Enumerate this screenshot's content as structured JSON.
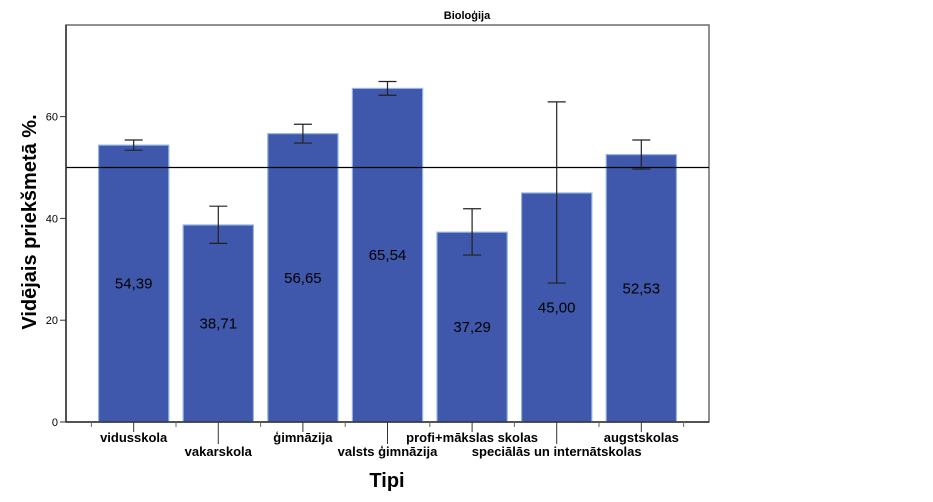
{
  "chart_data": {
    "type": "bar",
    "title": "Bioloģija",
    "xlabel": "Tipi",
    "ylabel": "Vidējais priekšmetā %.",
    "ylim": [
      0,
      78
    ],
    "yticks": [
      0,
      20,
      40,
      60
    ],
    "ytick_labels": [
      "0",
      "20",
      "40",
      "60"
    ],
    "grid": false,
    "reference_line": 50,
    "categories": [
      "vidusskola",
      "vakarskola",
      "ģimnāzija",
      "valsts ģimnāzija",
      "profi+mākslas skolas",
      "speciālās un internātskolas",
      "augstskolas"
    ],
    "values": [
      54.39,
      38.71,
      56.65,
      65.54,
      37.29,
      45.0,
      52.53
    ],
    "value_labels": [
      "54,39",
      "38,71",
      "56,65",
      "65,54",
      "37,29",
      "45,00",
      "52,53"
    ],
    "error_bars": [
      {
        "low": 53.4,
        "high": 55.4
      },
      {
        "low": 35.1,
        "high": 42.4
      },
      {
        "low": 54.8,
        "high": 58.5
      },
      {
        "low": 64.2,
        "high": 66.9
      },
      {
        "low": 32.8,
        "high": 41.9
      },
      {
        "low": 27.3,
        "high": 62.9
      },
      {
        "low": 49.7,
        "high": 55.4
      }
    ],
    "colors": {
      "bar": "#3f58ab",
      "bar_edge": "#8fb4e3",
      "reference": "#000000"
    }
  }
}
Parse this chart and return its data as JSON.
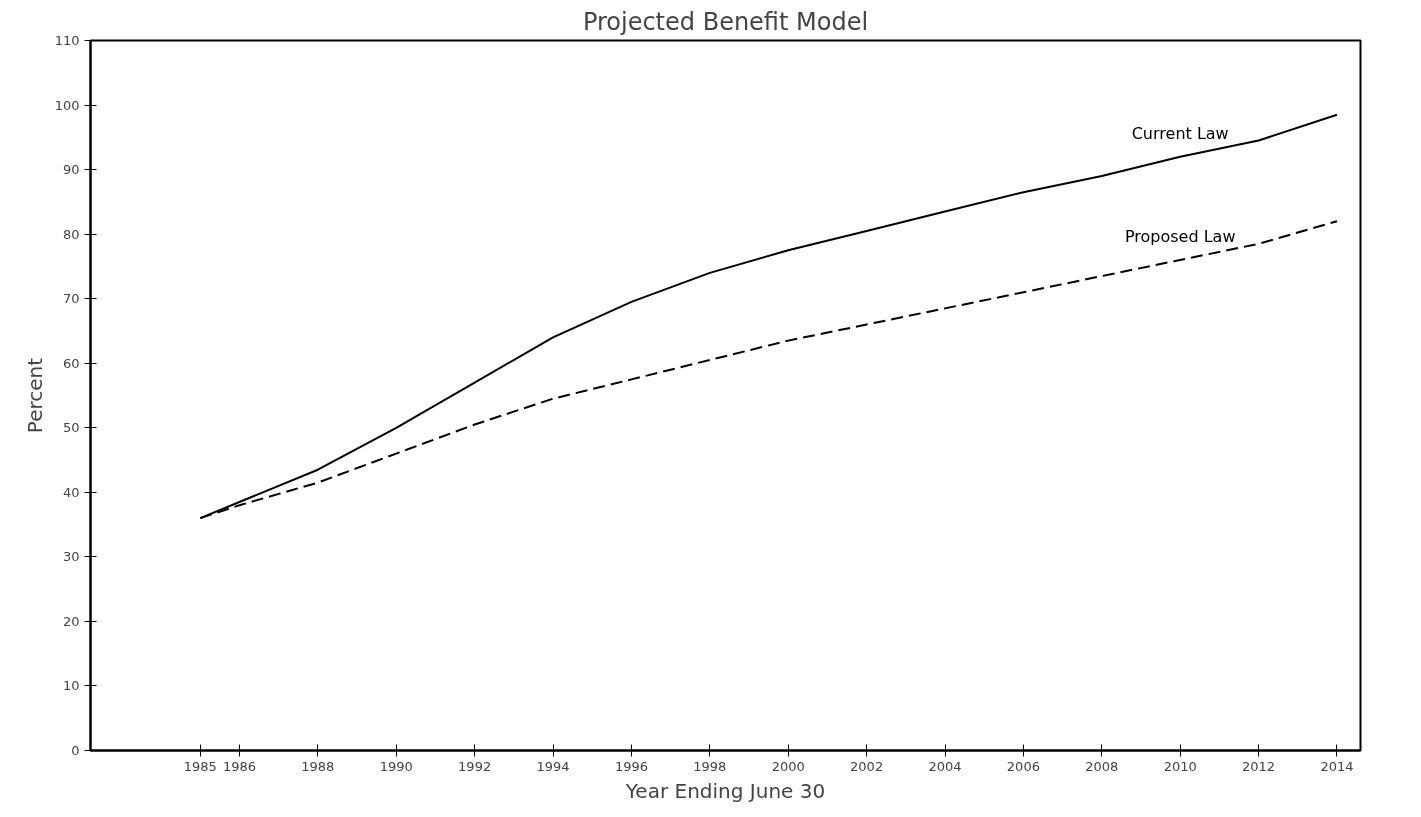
{
  "chart_data": {
    "type": "line",
    "title": "Projected Benefit Model",
    "xlabel": "Year Ending June 30",
    "ylabel": "Percent",
    "x": [
      1985,
      1986,
      1988,
      1990,
      1992,
      1994,
      1996,
      1998,
      2000,
      2002,
      2004,
      2006,
      2008,
      2010,
      2012,
      2014
    ],
    "series": [
      {
        "name": "Current Law",
        "color": "#000000",
        "line_style": "solid",
        "values": [
          36,
          38.5,
          43.5,
          50,
          57,
          64,
          69.5,
          74,
          77.5,
          80.5,
          83.5,
          86.5,
          89,
          92,
          94.5,
          98.5
        ]
      },
      {
        "name": "Proposed Law",
        "color": "#000000",
        "line_style": "dashed",
        "values": [
          36,
          38,
          41.5,
          46,
          50.5,
          54.5,
          57.5,
          60.5,
          63.5,
          66,
          68.5,
          71,
          73.5,
          76,
          78.5,
          82
        ]
      }
    ],
    "xlim": [
      1982.2,
      2014.6
    ],
    "ylim": [
      0,
      110
    ],
    "xticks": [
      1985,
      1986,
      1988,
      1990,
      1992,
      1994,
      1996,
      1998,
      2000,
      2002,
      2004,
      2006,
      2008,
      2010,
      2012,
      2014
    ],
    "yticks": [
      0,
      10,
      20,
      30,
      40,
      50,
      60,
      70,
      80,
      90,
      100,
      110
    ],
    "grid": false,
    "marker": "none"
  }
}
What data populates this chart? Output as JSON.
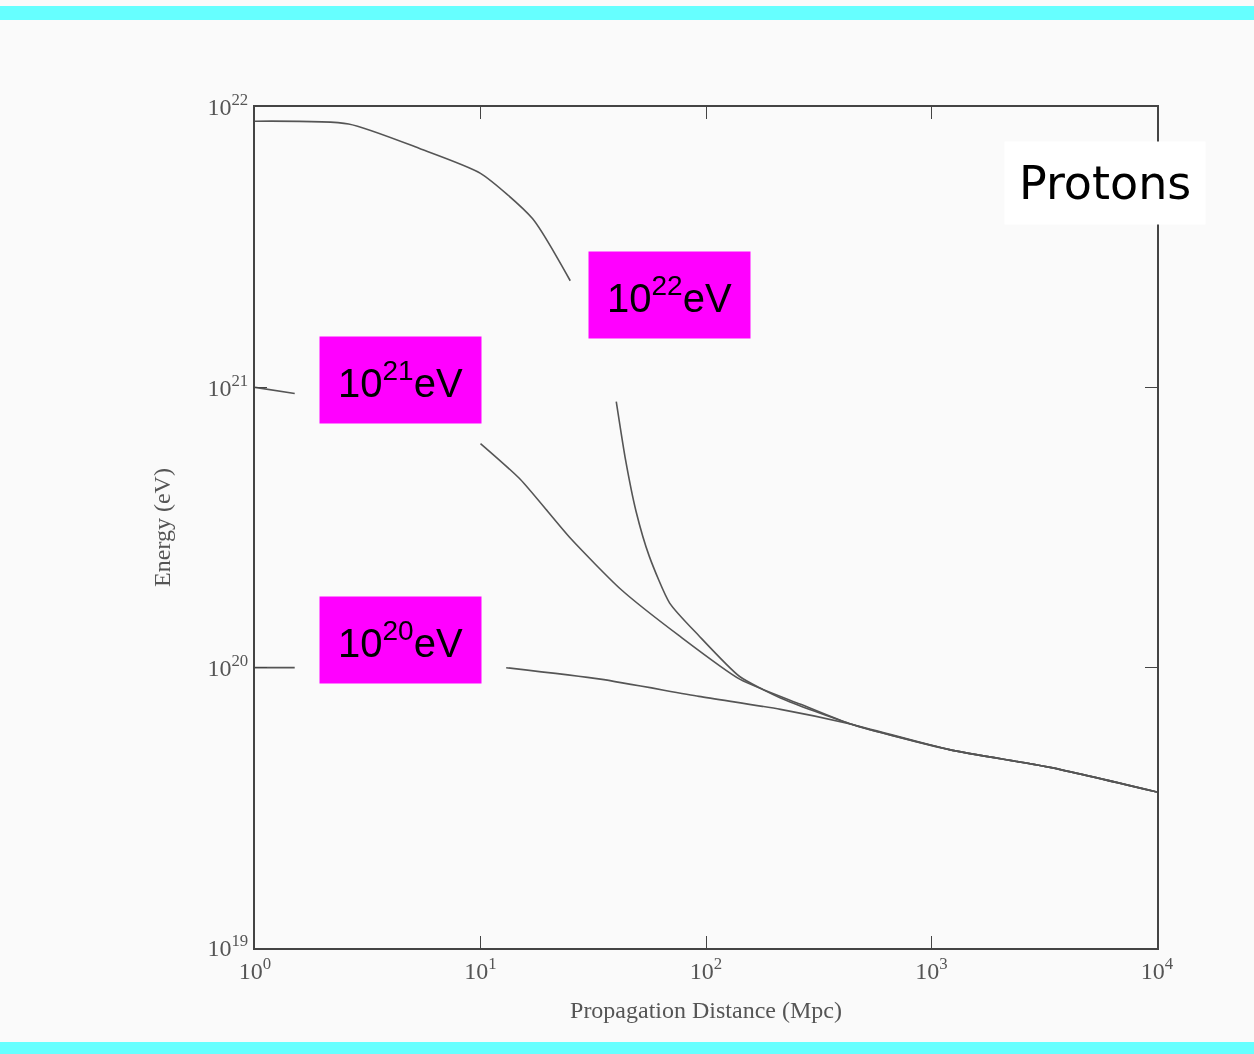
{
  "chart_data": {
    "type": "line",
    "title": "Protons",
    "xlabel": "Propagation Distance (Mpc)",
    "ylabel": "Energy (eV)",
    "log": "xy",
    "grid": false,
    "legend": false,
    "marker": "none",
    "line_style": "solid",
    "xlim": [
      1,
      10000
    ],
    "xticks": [
      {
        "value": 1,
        "label": "10$^{0}$"
      },
      {
        "value": 10,
        "label": "10$^{1}$"
      },
      {
        "value": 100,
        "label": "10$^{2}$"
      },
      {
        "value": 1000,
        "label": "10$^{3}$"
      },
      {
        "value": 10000,
        "label": "10$^{4}$"
      }
    ],
    "ylim": [
      1e+19,
      1e+22
    ],
    "yticks": [
      {
        "value": 1e+19,
        "label": "10$^{19}$"
      },
      {
        "value": 1e+20,
        "label": "10$^{20}$"
      },
      {
        "value": 1e+21,
        "label": "10$^{21}$"
      },
      {
        "value": 1e+22,
        "label": "10$^{22}$"
      }
    ],
    "series": [
      {
        "name": "10$^{22}$eV",
        "color": "#555555",
        "x": [
          1,
          2.6,
          5.4,
          10,
          17,
          25,
          34,
          40,
          44,
          49,
          56,
          69,
          93,
          141,
          214,
          437,
          1200,
          3400,
          10000
        ],
        "values": [
          8.9e+21,
          8.7e+21,
          7.1e+21,
          5.8e+21,
          4e+21,
          2.4e+21,
          null,
          8.9e+20,
          5.5e+20,
          3.6e+20,
          2.5e+20,
          1.7e+20,
          1.3e+20,
          9.3e+19,
          7.8e+19,
          6.3e+19,
          5.1e+19,
          4.4e+19,
          3.6e+19
        ]
      },
      {
        "name": "10$^{21}$eV",
        "color": "#555555",
        "x": [
          1,
          1.5,
          2.6,
          6,
          10,
          15,
          25,
          42,
          76,
          141,
          263,
          437,
          1200,
          3400,
          10000
        ],
        "values": [
          1e+21,
          9.5e+20,
          null,
          null,
          6.3e+20,
          4.7e+20,
          2.9e+20,
          1.9e+20,
          1.3e+20,
          9.1e+19,
          7.4e+19,
          6.3e+19,
          5.1e+19,
          4.4e+19,
          3.6e+19
        ]
      },
      {
        "name": "10$^{20}$eV",
        "color": "#555555",
        "x": [
          1,
          1.5,
          10,
          13,
          34,
          93,
          214,
          437,
          1200,
          3400,
          10000
        ],
        "values": [
          1e+20,
          1e+20,
          null,
          1e+20,
          9.1e+19,
          7.9e+19,
          7.1e+19,
          6.3e+19,
          5.1e+19,
          4.4e+19,
          3.6e+19
        ]
      }
    ]
  }
}
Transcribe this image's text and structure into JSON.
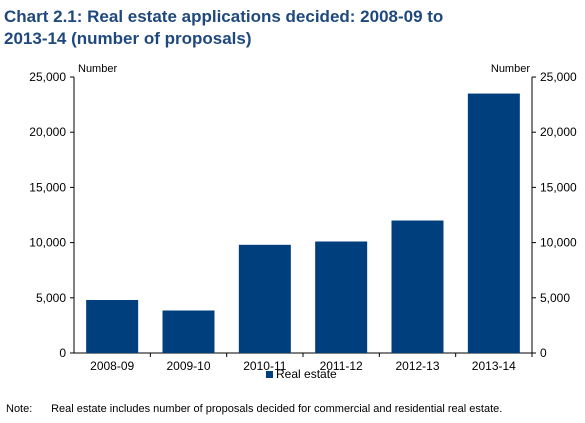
{
  "title_lines": [
    "Chart 2.1: Real estate applications decided: 2008-09 to",
    "2013-14 (number of proposals)"
  ],
  "chart_data": {
    "type": "bar",
    "title": "Chart 2.1: Real estate applications decided: 2008-09 to 2013-14 (number of proposals)",
    "categories": [
      "2008-09",
      "2009-10",
      "2010-11",
      "2011-12",
      "2012-13",
      "2013-14"
    ],
    "series": [
      {
        "name": "Real estate",
        "values": [
          4800,
          3850,
          9800,
          10100,
          12000,
          23500
        ],
        "color": "#003f7d"
      }
    ],
    "ylabel_left": "Number",
    "ylabel_right": "Number",
    "ylim": [
      0,
      25000
    ],
    "yticks": [
      0,
      5000,
      10000,
      15000,
      20000,
      25000
    ],
    "ytick_labels": [
      "0",
      "5,000",
      "10,000",
      "15,000",
      "20,000",
      "25,000"
    ],
    "grid": false,
    "legend_position": "bottom"
  },
  "note": {
    "label": "Note:",
    "text": "Real estate includes number of proposals decided for commercial and residential real estate."
  }
}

_Work to complete_: Without including the pictures, reproduce all entries exactly.

_In response_:
Enumerate this screenshot's content as structured JSON.
{
  "chart_data": {
    "type": "bar",
    "title": "Bioloģija",
    "xlabel": "Tipi",
    "ylabel": "Vidējais priekšmetā %.",
    "ylim": [
      0,
      78
    ],
    "yticks": [
      0,
      20,
      40,
      60
    ],
    "ytick_labels": [
      "0",
      "20",
      "40",
      "60"
    ],
    "grid": false,
    "reference_line": 50,
    "categories": [
      "vidusskola",
      "vakarskola",
      "ģimnāzija",
      "valsts ģimnāzija",
      "profi+mākslas skolas",
      "speciālās un internātskolas",
      "augstskolas"
    ],
    "values": [
      54.39,
      38.71,
      56.65,
      65.54,
      37.29,
      45.0,
      52.53
    ],
    "value_labels": [
      "54,39",
      "38,71",
      "56,65",
      "65,54",
      "37,29",
      "45,00",
      "52,53"
    ],
    "error_bars": [
      {
        "low": 53.4,
        "high": 55.4
      },
      {
        "low": 35.1,
        "high": 42.4
      },
      {
        "low": 54.8,
        "high": 58.5
      },
      {
        "low": 64.2,
        "high": 66.9
      },
      {
        "low": 32.8,
        "high": 41.9
      },
      {
        "low": 27.3,
        "high": 62.9
      },
      {
        "low": 49.7,
        "high": 55.4
      }
    ],
    "colors": {
      "bar": "#3f58ab",
      "bar_edge": "#8fb4e3",
      "reference": "#000000"
    }
  }
}
Parse this chart and return its data as JSON.
{
  "chart_data": {
    "type": "line",
    "title": "Projected Benefit Model",
    "xlabel": "Year Ending June 30",
    "ylabel": "Percent",
    "x": [
      1985,
      1986,
      1988,
      1990,
      1992,
      1994,
      1996,
      1998,
      2000,
      2002,
      2004,
      2006,
      2008,
      2010,
      2012,
      2014
    ],
    "series": [
      {
        "name": "Current Law",
        "color": "#000000",
        "line_style": "solid",
        "values": [
          36,
          38.5,
          43.5,
          50,
          57,
          64,
          69.5,
          74,
          77.5,
          80.5,
          83.5,
          86.5,
          89,
          92,
          94.5,
          98.5
        ]
      },
      {
        "name": "Proposed Law",
        "color": "#000000",
        "line_style": "dashed",
        "values": [
          36,
          38,
          41.5,
          46,
          50.5,
          54.5,
          57.5,
          60.5,
          63.5,
          66,
          68.5,
          71,
          73.5,
          76,
          78.5,
          82
        ]
      }
    ],
    "xlim": [
      1982.2,
      2014.6
    ],
    "ylim": [
      0,
      110
    ],
    "xticks": [
      1985,
      1986,
      1988,
      1990,
      1992,
      1994,
      1996,
      1998,
      2000,
      2002,
      2004,
      2006,
      2008,
      2010,
      2012,
      2014
    ],
    "yticks": [
      0,
      10,
      20,
      30,
      40,
      50,
      60,
      70,
      80,
      90,
      100,
      110
    ],
    "grid": false,
    "marker": "none"
  }
}
What data populates this chart? Output as JSON.
{
  "chart_data": {
    "type": "line",
    "title": "Protons",
    "xlabel": "Propagation Distance (Mpc)",
    "ylabel": "Energy (eV)",
    "log": "xy",
    "grid": false,
    "legend": false,
    "marker": "none",
    "line_style": "solid",
    "xlim": [
      1,
      10000
    ],
    "xticks": [
      {
        "value": 1,
        "label": "10$^{0}$"
      },
      {
        "value": 10,
        "label": "10$^{1}$"
      },
      {
        "value": 100,
        "label": "10$^{2}$"
      },
      {
        "value": 1000,
        "label": "10$^{3}$"
      },
      {
        "value": 10000,
        "label": "10$^{4}$"
      }
    ],
    "ylim": [
      1e+19,
      1e+22
    ],
    "yticks": [
      {
        "value": 1e+19,
        "label": "10$^{19}$"
      },
      {
        "value": 1e+20,
        "label": "10$^{20}$"
      },
      {
        "value": 1e+21,
        "label": "10$^{21}$"
      },
      {
        "value": 1e+22,
        "label": "10$^{22}$"
      }
    ],
    "series": [
      {
        "name": "10$^{22}$eV",
        "color": "#555555",
        "x": [
          1,
          2.6,
          5.4,
          10,
          17,
          25,
          34,
          40,
          44,
          49,
          56,
          69,
          93,
          141,
          214,
          437,
          1200,
          3400,
          10000
        ],
        "values": [
          8.9e+21,
          8.7e+21,
          7.1e+21,
          5.8e+21,
          4e+21,
          2.4e+21,
          null,
          8.9e+20,
          5.5e+20,
          3.6e+20,
          2.5e+20,
          1.7e+20,
          1.3e+20,
          9.3e+19,
          7.8e+19,
          6.3e+19,
          5.1e+19,
          4.4e+19,
          3.6e+19
        ]
      },
      {
        "name": "10$^{21}$eV",
        "color": "#555555",
        "x": [
          1,
          1.5,
          2.6,
          6,
          10,
          15,
          25,
          42,
          76,
          141,
          263,
          437,
          1200,
          3400,
          10000
        ],
        "values": [
          1e+21,
          9.5e+20,
          null,
          null,
          6.3e+20,
          4.7e+20,
          2.9e+20,
          1.9e+20,
          1.3e+20,
          9.1e+19,
          7.4e+19,
          6.3e+19,
          5.1e+19,
          4.4e+19,
          3.6e+19
        ]
      },
      {
        "name": "10$^{20}$eV",
        "color": "#555555",
        "x": [
          1,
          1.5,
          10,
          13,
          34,
          93,
          214,
          437,
          1200,
          3400,
          10000
        ],
        "values": [
          1e+20,
          1e+20,
          null,
          1e+20,
          9.1e+19,
          7.9e+19,
          7.1e+19,
          6.3e+19,
          5.1e+19,
          4.4e+19,
          3.6e+19
        ]
      }
    ]
  }
}
Transcribe this image's text and structure into JSON.
{
  "title_lines": [
    "Chart 2.1: Real estate applications decided: 2008-09 to",
    "2013-14 (number of proposals)"
  ],
  "chart_data": {
    "type": "bar",
    "title": "Chart 2.1: Real estate applications decided: 2008-09 to 2013-14 (number of proposals)",
    "categories": [
      "2008-09",
      "2009-10",
      "2010-11",
      "2011-12",
      "2012-13",
      "2013-14"
    ],
    "series": [
      {
        "name": "Real estate",
        "values": [
          4800,
          3850,
          9800,
          10100,
          12000,
          23500
        ],
        "color": "#003f7d"
      }
    ],
    "ylabel_left": "Number",
    "ylabel_right": "Number",
    "ylim": [
      0,
      25000
    ],
    "yticks": [
      0,
      5000,
      10000,
      15000,
      20000,
      25000
    ],
    "ytick_labels": [
      "0",
      "5,000",
      "10,000",
      "15,000",
      "20,000",
      "25,000"
    ],
    "grid": false,
    "legend_position": "bottom"
  },
  "note": {
    "label": "Note:",
    "text": "Real estate includes number of proposals decided for commercial and residential real estate."
  }
}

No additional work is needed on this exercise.